Repeat the records below exactly as they appear.
###
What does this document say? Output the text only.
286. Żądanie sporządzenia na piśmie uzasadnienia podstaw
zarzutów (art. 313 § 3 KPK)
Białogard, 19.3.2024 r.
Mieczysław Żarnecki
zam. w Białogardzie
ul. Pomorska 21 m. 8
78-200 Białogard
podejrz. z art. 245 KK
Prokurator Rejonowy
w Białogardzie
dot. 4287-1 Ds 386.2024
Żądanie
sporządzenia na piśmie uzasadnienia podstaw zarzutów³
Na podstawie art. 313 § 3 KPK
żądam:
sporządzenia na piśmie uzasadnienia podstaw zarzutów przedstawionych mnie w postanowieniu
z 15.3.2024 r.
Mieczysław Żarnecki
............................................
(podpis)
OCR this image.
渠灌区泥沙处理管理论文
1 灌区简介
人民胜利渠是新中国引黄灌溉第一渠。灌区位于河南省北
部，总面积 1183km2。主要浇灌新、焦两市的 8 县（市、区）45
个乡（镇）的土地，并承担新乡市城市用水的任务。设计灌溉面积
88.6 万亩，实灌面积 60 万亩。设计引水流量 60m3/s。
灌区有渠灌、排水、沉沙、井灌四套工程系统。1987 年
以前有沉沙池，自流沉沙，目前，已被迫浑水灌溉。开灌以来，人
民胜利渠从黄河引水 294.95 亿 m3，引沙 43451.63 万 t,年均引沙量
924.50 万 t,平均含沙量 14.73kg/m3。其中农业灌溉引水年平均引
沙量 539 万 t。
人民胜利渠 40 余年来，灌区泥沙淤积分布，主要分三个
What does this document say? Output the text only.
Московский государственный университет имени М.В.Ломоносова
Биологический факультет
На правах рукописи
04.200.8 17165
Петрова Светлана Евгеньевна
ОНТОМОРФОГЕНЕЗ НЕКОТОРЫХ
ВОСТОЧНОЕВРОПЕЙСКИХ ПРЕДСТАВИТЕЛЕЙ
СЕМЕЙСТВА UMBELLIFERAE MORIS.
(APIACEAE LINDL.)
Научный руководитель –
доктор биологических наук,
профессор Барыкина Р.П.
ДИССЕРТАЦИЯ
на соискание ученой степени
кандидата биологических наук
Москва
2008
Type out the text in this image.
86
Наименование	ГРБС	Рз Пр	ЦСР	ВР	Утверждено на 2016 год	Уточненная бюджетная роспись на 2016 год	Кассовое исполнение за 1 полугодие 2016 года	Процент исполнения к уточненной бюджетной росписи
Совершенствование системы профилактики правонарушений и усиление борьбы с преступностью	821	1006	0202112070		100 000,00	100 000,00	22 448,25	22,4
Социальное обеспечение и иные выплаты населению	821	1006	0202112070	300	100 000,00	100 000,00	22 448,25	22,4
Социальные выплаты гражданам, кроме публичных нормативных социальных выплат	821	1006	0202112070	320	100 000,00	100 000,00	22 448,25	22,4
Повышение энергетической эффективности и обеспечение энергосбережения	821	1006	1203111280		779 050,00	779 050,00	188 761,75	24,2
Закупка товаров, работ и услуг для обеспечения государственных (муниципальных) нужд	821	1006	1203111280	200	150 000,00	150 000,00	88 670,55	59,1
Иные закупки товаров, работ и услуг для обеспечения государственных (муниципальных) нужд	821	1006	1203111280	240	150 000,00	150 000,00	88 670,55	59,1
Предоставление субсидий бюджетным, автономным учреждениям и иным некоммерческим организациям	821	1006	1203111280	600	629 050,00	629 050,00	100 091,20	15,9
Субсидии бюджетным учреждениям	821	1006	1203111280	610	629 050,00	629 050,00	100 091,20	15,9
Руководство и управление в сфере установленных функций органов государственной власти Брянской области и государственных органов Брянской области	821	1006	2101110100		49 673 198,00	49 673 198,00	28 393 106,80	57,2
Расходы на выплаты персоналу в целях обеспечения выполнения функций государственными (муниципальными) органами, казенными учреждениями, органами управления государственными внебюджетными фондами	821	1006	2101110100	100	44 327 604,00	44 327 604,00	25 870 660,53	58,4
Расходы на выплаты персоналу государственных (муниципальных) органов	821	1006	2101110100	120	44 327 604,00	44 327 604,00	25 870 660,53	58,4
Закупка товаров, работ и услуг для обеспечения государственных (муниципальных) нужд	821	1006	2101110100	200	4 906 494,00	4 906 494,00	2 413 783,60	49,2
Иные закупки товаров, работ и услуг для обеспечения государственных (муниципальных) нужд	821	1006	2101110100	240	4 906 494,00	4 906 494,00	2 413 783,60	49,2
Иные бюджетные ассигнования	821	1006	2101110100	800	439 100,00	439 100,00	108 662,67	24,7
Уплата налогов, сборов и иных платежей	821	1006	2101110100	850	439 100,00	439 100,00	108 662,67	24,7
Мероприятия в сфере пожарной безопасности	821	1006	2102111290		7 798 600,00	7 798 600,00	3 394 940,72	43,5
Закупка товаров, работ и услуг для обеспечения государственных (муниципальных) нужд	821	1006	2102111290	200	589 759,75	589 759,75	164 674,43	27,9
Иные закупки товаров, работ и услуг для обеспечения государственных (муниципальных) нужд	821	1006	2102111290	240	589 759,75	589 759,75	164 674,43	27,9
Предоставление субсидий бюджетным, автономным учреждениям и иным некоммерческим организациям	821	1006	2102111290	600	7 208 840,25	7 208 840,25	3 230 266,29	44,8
###
> _CORRECT ANSWER_:
What does this document say? Output the text only.
286. Żądanie sporządzenia na piśmie uzasadnienia podstaw
zarzutów (art. 313 § 3 KPK)
Białogard, 19.3.2024 r.
Mieczysław Żarnecki
zam. w Białogardzie
ul. Pomorska 21 m. 8
78-200 Białogard
podejrz. z art. 245 KK
Prokurator Rejonowy
w Białogardzie
dot. 4287-1 Ds 386.2024
Żądanie
sporządzenia na piśmie uzasadnienia podstaw zarzutów³
Na podstawie art. 313 § 3 KPK
żądam:
sporządzenia na piśmie uzasadnienia podstaw zarzutów przedstawionych mnie w postanowieniu
z 15.3.2024 r.
Mieczysław Żarnecki
............................................
(podpis)
OCR this image.
渠灌区泥沙处理管理论文
1 灌区简介
人民胜利渠是新中国引黄灌溉第一渠。灌区位于河南省北
部，总面积 1183km2。主要浇灌新、焦两市的 8 县（市、区）45
个乡（镇）的土地，并承担新乡市城市用水的任务。设计灌溉面积
88.6 万亩，实灌面积 60 万亩。设计引水流量 60m3/s。
灌区有渠灌、排水、沉沙、井灌四套工程系统。1987 年
以前有沉沙池，自流沉沙，目前，已被迫浑水灌溉。开灌以来，人
民胜利渠从黄河引水 294.95 亿 m3，引沙 43451.63 万 t,年均引沙量
924.50 万 t,平均含沙量 14.73kg/m3。其中农业灌溉引水年平均引
沙量 539 万 t。
人民胜利渠 40 余年来，灌区泥沙淤积分布，主要分三个
What does this document say? Output the text only.
Московский государственный университет имени М.В.Ломоносова
Биологический факультет
На правах рукописи
04.200.8 17165
Петрова Светлана Евгеньевна
ОНТОМОРФОГЕНЕЗ НЕКОТОРЫХ
ВОСТОЧНОЕВРОПЕЙСКИХ ПРЕДСТАВИТЕЛЕЙ
СЕМЕЙСТВА UMBELLIFERAE MORIS.
(APIACEAE LINDL.)
Научный руководитель –
доктор биологических наук,
профессор Барыкина Р.П.
ДИССЕРТАЦИЯ
на соискание ученой степени
кандидата биологических наук
Москва
2008
Type out the text in this image.
86
Наименование	ГРБС	Рз Пр	ЦСР	ВР	Утверждено на 2016 год	Уточненная бюджетная роспись на 2016 год	Кассовое исполнение за 1 полугодие 2016 года	Процент исполнения к уточненной бюджетной росписи
Совершенствование системы профилактики правонарушений и усиление борьбы с преступностью	821	1006	0202112070		100 000,00	100 000,00	22 448,25	22,4
Социальное обеспечение и иные выплаты населению	821	1006	0202112070	300	100 000,00	100 000,00	22 448,25	22,4
Социальные выплаты гражданам, кроме публичных нормативных социальных выплат	821	1006	0202112070	320	100 000,00	100 000,00	22 448,25	22,4
Повышение энергетической эффективности и обеспечение энергосбережения	821	1006	1203111280		779 050,00	779 050,00	188 761,75	24,2
Закупка товаров, работ и услуг для обеспечения государственных (муниципальных) нужд	821	1006	1203111280	200	150 000,00	150 000,00	88 670,55	59,1
Иные закупки товаров, работ и услуг для обеспечения государственных (муниципальных) нужд	821	1006	1203111280	240	150 000,00	150 000,00	88 670,55	59,1
Предоставление субсидий бюджетным, автономным учреждениям и иным некоммерческим организациям	821	1006	1203111280	600	629 050,00	629 050,00	100 091,20	15,9
Субсидии бюджетным учреждениям	821	1006	1203111280	610	629 050,00	629 050,00	100 091,20	15,9
Руководство и управление в сфере установленных функций органов государственной власти Брянской области и государственных органов Брянской области	821	1006	2101110100		49 673 198,00	49 673 198,00	28 393 106,80	57,2
Расходы на выплаты персоналу в целях обеспечения выполнения функций государственными (муниципальными) органами, казенными учреждениями, органами управления государственными внебюджетными фондами	821	1006	2101110100	100	44 327 604,00	44 327 604,00	25 870 660,53	58,4
Расходы на выплаты персоналу государственных (муниципальных) органов	821	1006	2101110100	120	44 327 604,00	44 327 604,00	25 870 660,53	58,4
Закупка товаров, работ и услуг для обеспечения государственных (муниципальных) нужд	821	1006	2101110100	200	4 906 494,00	4 906 494,00	2 413 783,60	49,2
Иные закупки товаров, работ и услуг для обеспечения государственных (муниципальных) нужд	821	1006	2101110100	240	4 906 494,00	4 906 494,00	2 413 783,60	49,2
Иные бюджетные ассигнования	821	1006	2101110100	800	439 100,00	439 100,00	108 662,67	24,7
Уплата налогов, сборов и иных платежей	821	1006	2101110100	850	439 100,00	439 100,00	108 662,67	24,7
Мероприятия в сфере пожарной безопасности	821	1006	2102111290		7 798 600,00	7 798 600,00	3 394 940,72	43,5
Закупка товаров, работ и услуг для обеспечения государственных (муниципальных) нужд	821	1006	2102111290	200	589 759,75	589 759,75	164 674,43	27,9
Иные закупки товаров, работ и услуг для обеспечения государственных (муниципальных) нужд	821	1006	2102111290	240	589 759,75	589 759,75	164 674,43	27,9
Предоставление субсидий бюджетным, автономным учреждениям и иным некоммерческим организациям	821	1006	2102111290	600	7 208 840,25	7 208 840,25	3 230 266,29	44,8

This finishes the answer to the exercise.